◆ Short exercise
Reproduce the records below in full and without edits, omitting images.

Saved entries

BEGIN

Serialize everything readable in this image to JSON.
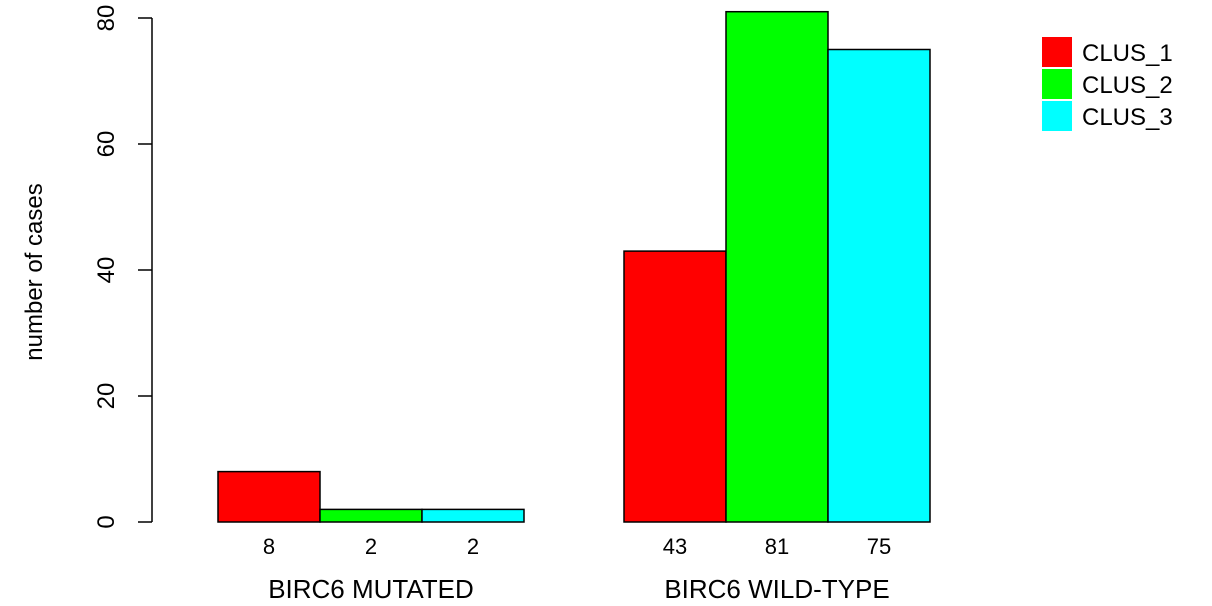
{
  "chart_data": {
    "type": "bar",
    "title": "",
    "xlabel": "",
    "ylabel": "number of cases",
    "ylim": [
      0,
      80
    ],
    "yticks": [
      0,
      20,
      40,
      60,
      80
    ],
    "grid": false,
    "legend_position": "top-right",
    "categories": [
      "BIRC6 MUTATED",
      "BIRC6 WILD-TYPE"
    ],
    "series": [
      {
        "name": "CLUS_1",
        "color": "#ff0000",
        "values": [
          8,
          43
        ]
      },
      {
        "name": "CLUS_2",
        "color": "#00ff00",
        "values": [
          2,
          81
        ]
      },
      {
        "name": "CLUS_3",
        "color": "#00ffff",
        "values": [
          2,
          75
        ]
      }
    ],
    "bar_labels": [
      [
        "8",
        "2",
        "2"
      ],
      [
        "43",
        "81",
        "75"
      ]
    ]
  }
}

END

◆ Expected answer
Serialize everything readable in this image to JSON.
{
  "chart_data": {
    "type": "bar",
    "title": "",
    "xlabel": "",
    "ylabel": "number of cases",
    "ylim": [
      0,
      80
    ],
    "yticks": [
      0,
      20,
      40,
      60,
      80
    ],
    "grid": false,
    "legend_position": "top-right",
    "categories": [
      "BIRC6 MUTATED",
      "BIRC6 WILD-TYPE"
    ],
    "series": [
      {
        "name": "CLUS_1",
        "color": "#ff0000",
        "values": [
          8,
          43
        ]
      },
      {
        "name": "CLUS_2",
        "color": "#00ff00",
        "values": [
          2,
          81
        ]
      },
      {
        "name": "CLUS_3",
        "color": "#00ffff",
        "values": [
          2,
          75
        ]
      }
    ],
    "bar_labels": [
      [
        "8",
        "2",
        "2"
      ],
      [
        "43",
        "81",
        "75"
      ]
    ]
  }
}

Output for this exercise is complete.